Task material:
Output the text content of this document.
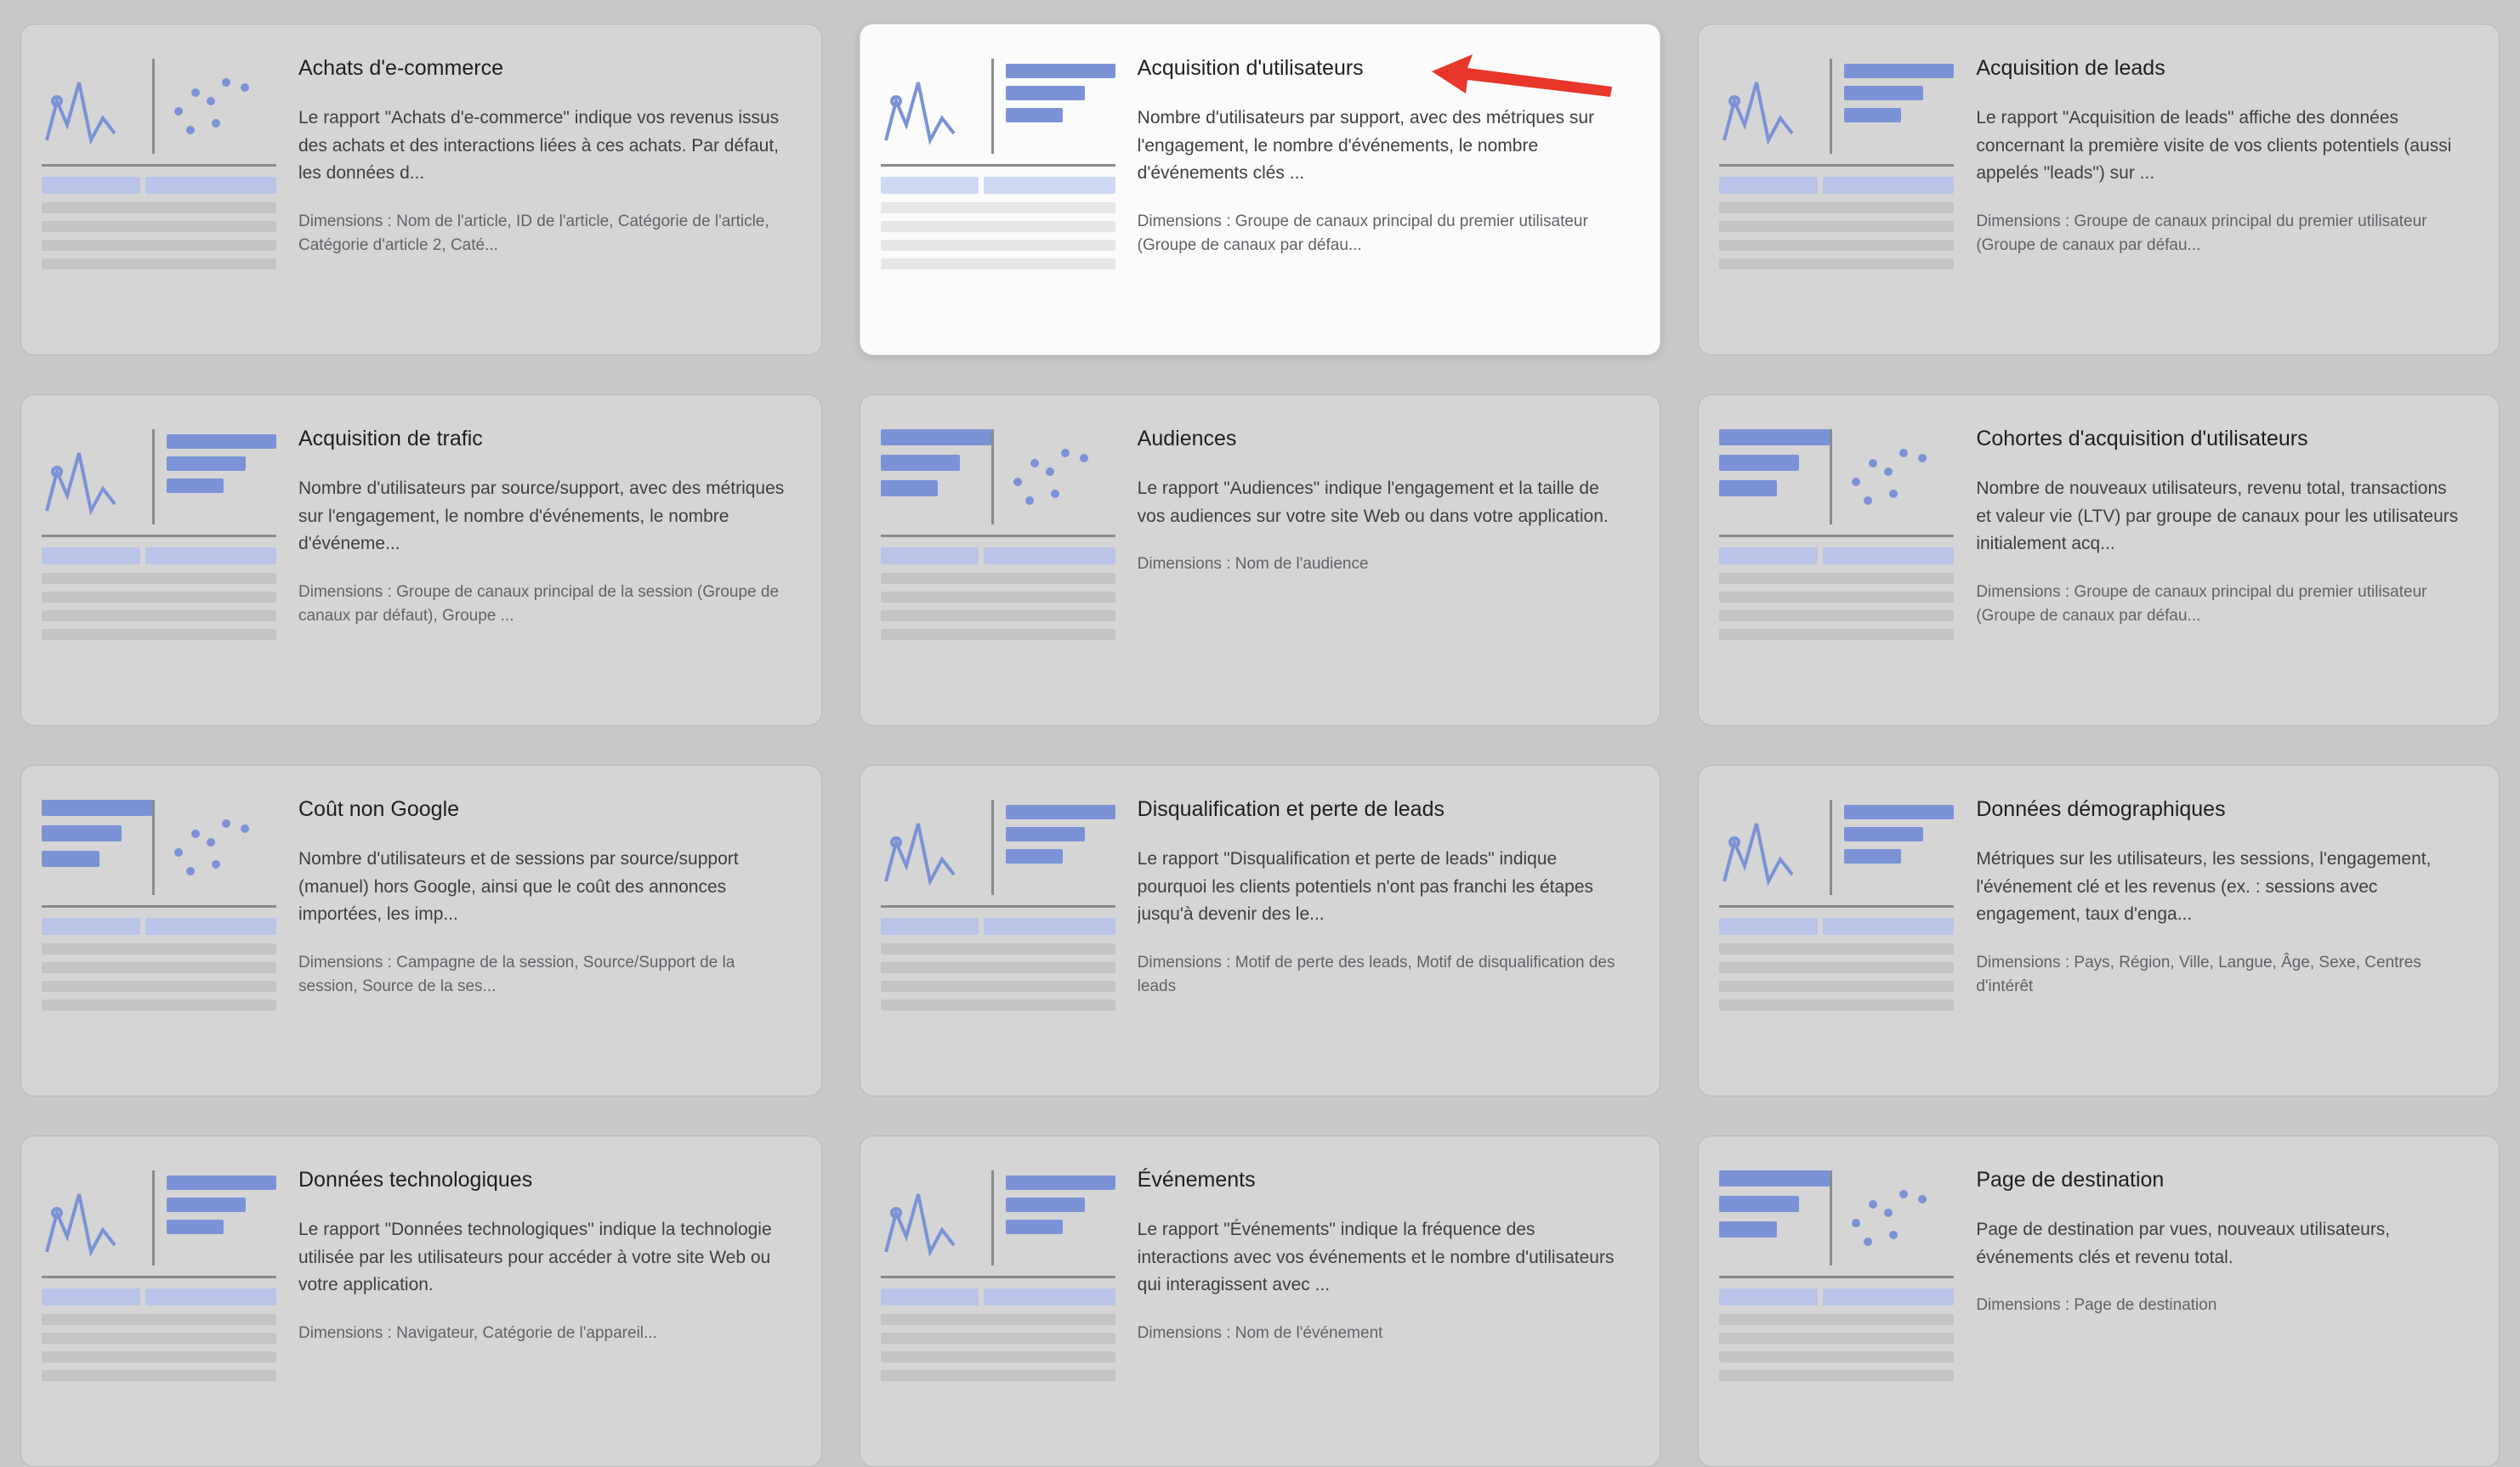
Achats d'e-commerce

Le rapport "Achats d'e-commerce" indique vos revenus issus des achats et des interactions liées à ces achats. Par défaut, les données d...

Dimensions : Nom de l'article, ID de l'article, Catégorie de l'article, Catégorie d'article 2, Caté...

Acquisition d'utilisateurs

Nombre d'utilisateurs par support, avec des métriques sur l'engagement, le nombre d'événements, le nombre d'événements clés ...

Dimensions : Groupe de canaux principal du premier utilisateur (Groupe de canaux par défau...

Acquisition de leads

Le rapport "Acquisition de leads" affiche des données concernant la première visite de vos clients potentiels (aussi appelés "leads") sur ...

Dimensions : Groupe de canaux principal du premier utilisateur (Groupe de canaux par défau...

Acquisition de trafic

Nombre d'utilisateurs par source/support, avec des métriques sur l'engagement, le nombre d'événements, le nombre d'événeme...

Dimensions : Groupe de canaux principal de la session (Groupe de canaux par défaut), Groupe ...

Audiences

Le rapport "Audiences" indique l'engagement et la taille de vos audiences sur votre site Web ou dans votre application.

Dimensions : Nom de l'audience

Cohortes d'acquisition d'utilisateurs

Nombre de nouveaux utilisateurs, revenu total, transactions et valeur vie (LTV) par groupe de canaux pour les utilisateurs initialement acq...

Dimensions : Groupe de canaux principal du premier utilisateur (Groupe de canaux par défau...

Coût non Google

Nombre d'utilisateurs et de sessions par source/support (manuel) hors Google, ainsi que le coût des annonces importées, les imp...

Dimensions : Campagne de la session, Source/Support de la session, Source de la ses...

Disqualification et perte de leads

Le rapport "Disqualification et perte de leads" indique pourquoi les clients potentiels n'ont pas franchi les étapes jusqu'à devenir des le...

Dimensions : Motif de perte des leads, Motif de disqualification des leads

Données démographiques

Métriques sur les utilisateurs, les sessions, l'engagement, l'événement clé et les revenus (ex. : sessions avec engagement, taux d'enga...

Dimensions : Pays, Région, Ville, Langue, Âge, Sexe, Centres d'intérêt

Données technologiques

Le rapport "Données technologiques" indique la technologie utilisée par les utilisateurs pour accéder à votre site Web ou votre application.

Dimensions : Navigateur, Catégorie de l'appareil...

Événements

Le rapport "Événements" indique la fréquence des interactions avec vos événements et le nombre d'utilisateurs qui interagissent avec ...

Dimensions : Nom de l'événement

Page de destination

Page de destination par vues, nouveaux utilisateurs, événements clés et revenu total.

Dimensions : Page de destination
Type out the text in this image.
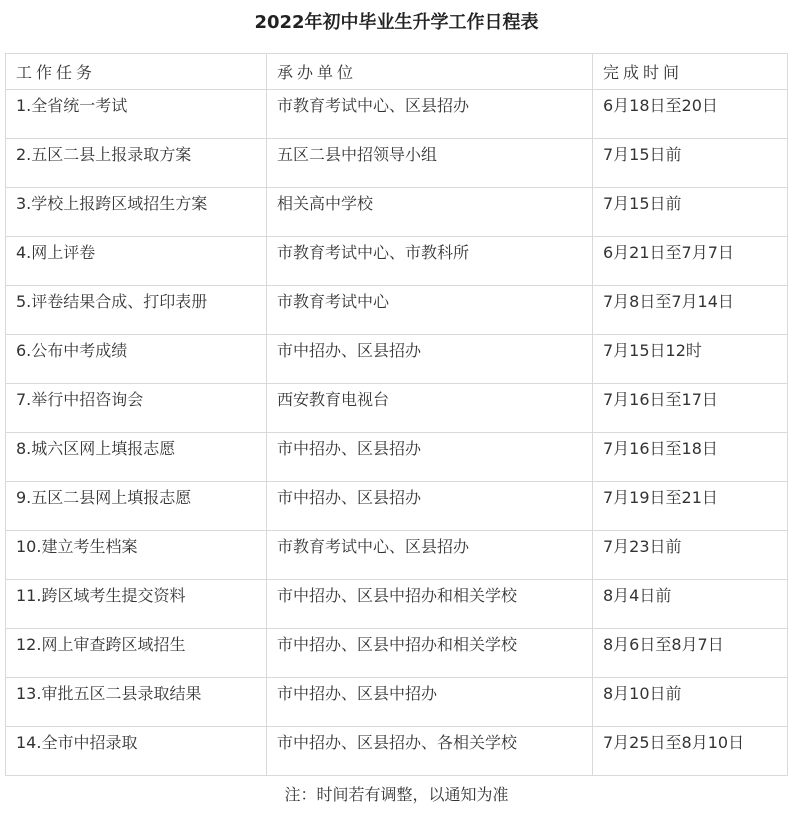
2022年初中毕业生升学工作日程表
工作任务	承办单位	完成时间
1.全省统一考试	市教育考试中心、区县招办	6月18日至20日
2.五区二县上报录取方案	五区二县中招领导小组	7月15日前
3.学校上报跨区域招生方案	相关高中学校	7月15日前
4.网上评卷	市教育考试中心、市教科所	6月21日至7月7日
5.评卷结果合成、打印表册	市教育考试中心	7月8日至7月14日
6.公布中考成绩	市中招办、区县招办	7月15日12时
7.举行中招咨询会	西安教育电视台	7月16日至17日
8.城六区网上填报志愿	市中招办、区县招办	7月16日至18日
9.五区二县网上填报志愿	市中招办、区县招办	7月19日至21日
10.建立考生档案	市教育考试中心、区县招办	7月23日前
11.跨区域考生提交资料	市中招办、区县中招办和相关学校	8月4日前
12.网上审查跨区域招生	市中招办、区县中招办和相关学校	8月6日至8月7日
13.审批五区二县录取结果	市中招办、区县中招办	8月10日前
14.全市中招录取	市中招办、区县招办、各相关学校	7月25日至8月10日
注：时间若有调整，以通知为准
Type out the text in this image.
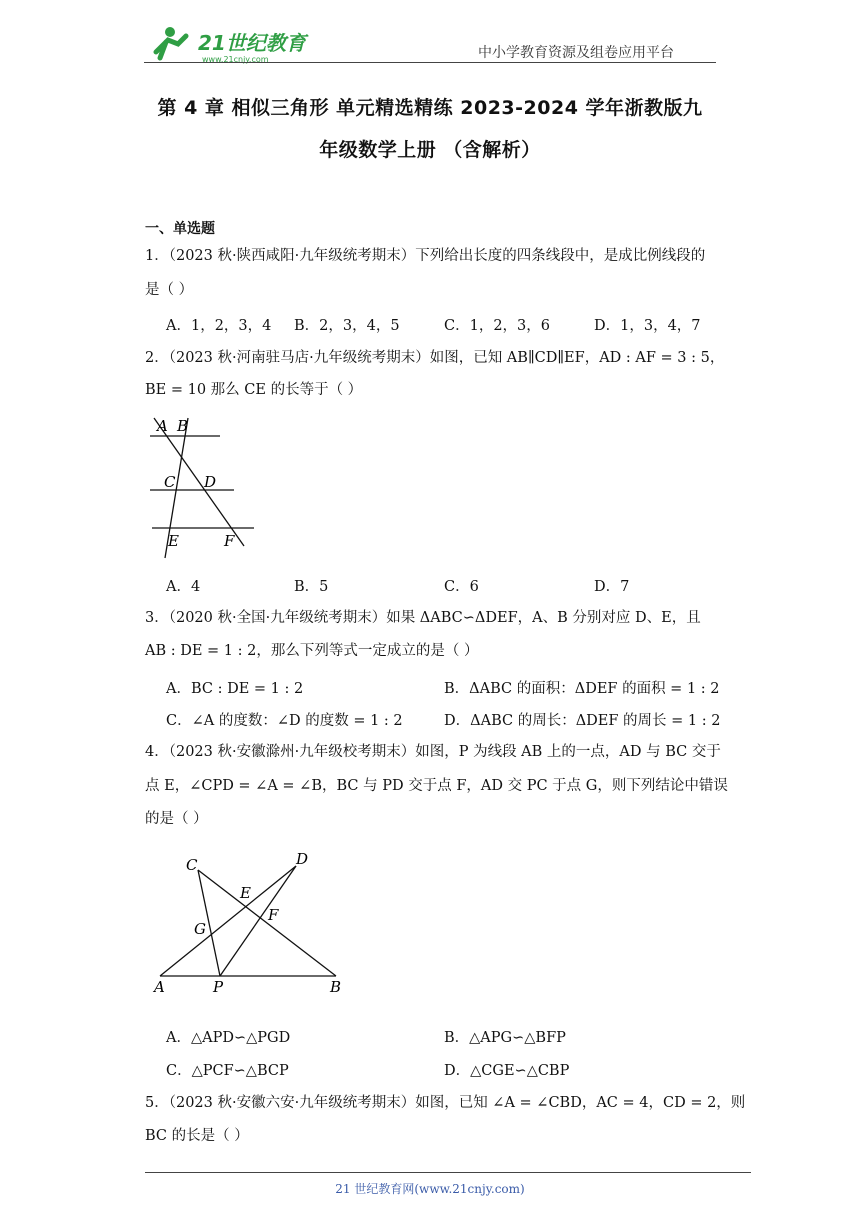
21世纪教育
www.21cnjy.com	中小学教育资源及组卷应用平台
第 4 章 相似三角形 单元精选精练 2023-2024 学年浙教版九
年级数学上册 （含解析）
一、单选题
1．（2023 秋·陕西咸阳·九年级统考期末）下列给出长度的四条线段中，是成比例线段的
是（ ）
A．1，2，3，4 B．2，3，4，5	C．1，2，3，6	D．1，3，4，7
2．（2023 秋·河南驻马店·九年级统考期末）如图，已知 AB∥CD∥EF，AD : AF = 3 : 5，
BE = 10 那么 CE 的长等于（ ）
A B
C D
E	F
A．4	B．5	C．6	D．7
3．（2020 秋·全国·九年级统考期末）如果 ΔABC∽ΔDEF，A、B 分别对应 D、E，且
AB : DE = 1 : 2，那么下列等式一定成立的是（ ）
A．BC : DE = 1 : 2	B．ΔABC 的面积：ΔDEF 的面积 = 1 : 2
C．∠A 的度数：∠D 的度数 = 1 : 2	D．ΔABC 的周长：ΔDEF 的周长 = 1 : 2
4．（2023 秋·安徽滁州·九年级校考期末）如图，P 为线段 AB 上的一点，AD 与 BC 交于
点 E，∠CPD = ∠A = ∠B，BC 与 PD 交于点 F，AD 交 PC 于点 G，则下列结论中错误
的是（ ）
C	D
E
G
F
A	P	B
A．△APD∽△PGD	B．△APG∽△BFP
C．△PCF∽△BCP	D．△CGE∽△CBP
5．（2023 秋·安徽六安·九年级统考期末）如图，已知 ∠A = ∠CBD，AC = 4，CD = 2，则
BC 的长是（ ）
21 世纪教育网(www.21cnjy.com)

Your goal:
All the records need to be repeated exactly, with the images dropped.

Completed exercise:
Output the text content of this document.
Achats d'e-commerce

Le rapport "Achats d'e-commerce" indique vos revenus issus des achats et des interactions liées à ces achats. Par défaut, les données d...

Dimensions : Nom de l'article, ID de l'article, Catégorie de l'article, Catégorie d'article 2, Caté...

Acquisition d'utilisateurs

Nombre d'utilisateurs par support, avec des métriques sur l'engagement, le nombre d'événements, le nombre d'événements clés ...

Dimensions : Groupe de canaux principal du premier utilisateur (Groupe de canaux par défau...

Acquisition de leads

Le rapport "Acquisition de leads" affiche des données concernant la première visite de vos clients potentiels (aussi appelés "leads") sur ...

Dimensions : Groupe de canaux principal du premier utilisateur (Groupe de canaux par défau...

Acquisition de trafic

Nombre d'utilisateurs par source/support, avec des métriques sur l'engagement, le nombre d'événements, le nombre d'événeme...

Dimensions : Groupe de canaux principal de la session (Groupe de canaux par défaut), Groupe ...

Audiences

Le rapport "Audiences" indique l'engagement et la taille de vos audiences sur votre site Web ou dans votre application.

Dimensions : Nom de l'audience

Cohortes d'acquisition d'utilisateurs

Nombre de nouveaux utilisateurs, revenu total, transactions et valeur vie (LTV) par groupe de canaux pour les utilisateurs initialement acq...

Dimensions : Groupe de canaux principal du premier utilisateur (Groupe de canaux par défau...

Coût non Google

Nombre d'utilisateurs et de sessions par source/support (manuel) hors Google, ainsi que le coût des annonces importées, les imp...

Dimensions : Campagne de la session, Source/Support de la session, Source de la ses...

Disqualification et perte de leads

Le rapport "Disqualification et perte de leads" indique pourquoi les clients potentiels n'ont pas franchi les étapes jusqu'à devenir des le...

Dimensions : Motif de perte des leads, Motif de disqualification des leads

Données démographiques

Métriques sur les utilisateurs, les sessions, l'engagement, l'événement clé et les revenus (ex. : sessions avec engagement, taux d'enga...

Dimensions : Pays, Région, Ville, Langue, Âge, Sexe, Centres d'intérêt

Données technologiques

Le rapport "Données technologiques" indique la technologie utilisée par les utilisateurs pour accéder à votre site Web ou votre application.

Dimensions : Navigateur, Catégorie de l'appareil...

Événements

Le rapport "Événements" indique la fréquence des interactions avec vos événements et le nombre d'utilisateurs qui interagissent avec ...

Dimensions : Nom de l'événement

Page de destination

Page de destination par vues, nouveaux utilisateurs, événements clés et revenu total.

Dimensions : Page de destination
Type out the text in this image.
2022年初中毕业生升学工作日程表
工作任务	承办单位	完成时间
1.全省统一考试	市教育考试中心、区县招办	6月18日至20日
2.五区二县上报录取方案	五区二县中招领导小组	7月15日前
3.学校上报跨区域招生方案	相关高中学校	7月15日前
4.网上评卷	市教育考试中心、市教科所	6月21日至7月7日
5.评卷结果合成、打印表册	市教育考试中心	7月8日至7月14日
6.公布中考成绩	市中招办、区县招办	7月15日12时
7.举行中招咨询会	西安教育电视台	7月16日至17日
8.城六区网上填报志愿	市中招办、区县招办	7月16日至18日
9.五区二县网上填报志愿	市中招办、区县招办	7月19日至21日
10.建立考生档案	市教育考试中心、区县招办	7月23日前
11.跨区域考生提交资料	市中招办、区县中招办和相关学校	8月4日前
12.网上审查跨区域招生	市中招办、区县中招办和相关学校	8月6日至8月7日
13.审批五区二县录取结果	市中招办、区县中招办	8月10日前
14.全市中招录取	市中招办、区县招办、各相关学校	7月25日至8月10日
注：时间若有调整，以通知为准
Type out the text in this image.
21世纪教育
www.21cnjy.com	中小学教育资源及组卷应用平台
第 4 章 相似三角形 单元精选精练 2023-2024 学年浙教版九
年级数学上册 （含解析）
一、单选题
1．（2023 秋·陕西咸阳·九年级统考期末）下列给出长度的四条线段中，是成比例线段的
是（ ）
A．1，2，3，4 B．2，3，4，5	C．1，2，3，6	D．1，3，4，7
2．（2023 秋·河南驻马店·九年级统考期末）如图，已知 AB∥CD∥EF，AD : AF = 3 : 5，
BE = 10 那么 CE 的长等于（ ）
A B
C D
E	F
A．4	B．5	C．6	D．7
3．（2020 秋·全国·九年级统考期末）如果 ΔABC∽ΔDEF，A、B 分别对应 D、E，且
AB : DE = 1 : 2，那么下列等式一定成立的是（ ）
A．BC : DE = 1 : 2	B．ΔABC 的面积：ΔDEF 的面积 = 1 : 2
C．∠A 的度数：∠D 的度数 = 1 : 2	D．ΔABC 的周长：ΔDEF 的周长 = 1 : 2
4．（2023 秋·安徽滁州·九年级校考期末）如图，P 为线段 AB 上的一点，AD 与 BC 交于
点 E，∠CPD = ∠A = ∠B，BC 与 PD 交于点 F，AD 交 PC 于点 G，则下列结论中错误
的是（ ）
C	D
E
G
F
A	P	B
A．△APD∽△PGD	B．△APG∽△BFP
C．△PCF∽△BCP	D．△CGE∽△CBP
5．（2023 秋·安徽六安·九年级统考期末）如图，已知 ∠A = ∠CBD，AC = 4，CD = 2，则
BC 的长是（ ）
21 世纪教育网(www.21cnjy.com)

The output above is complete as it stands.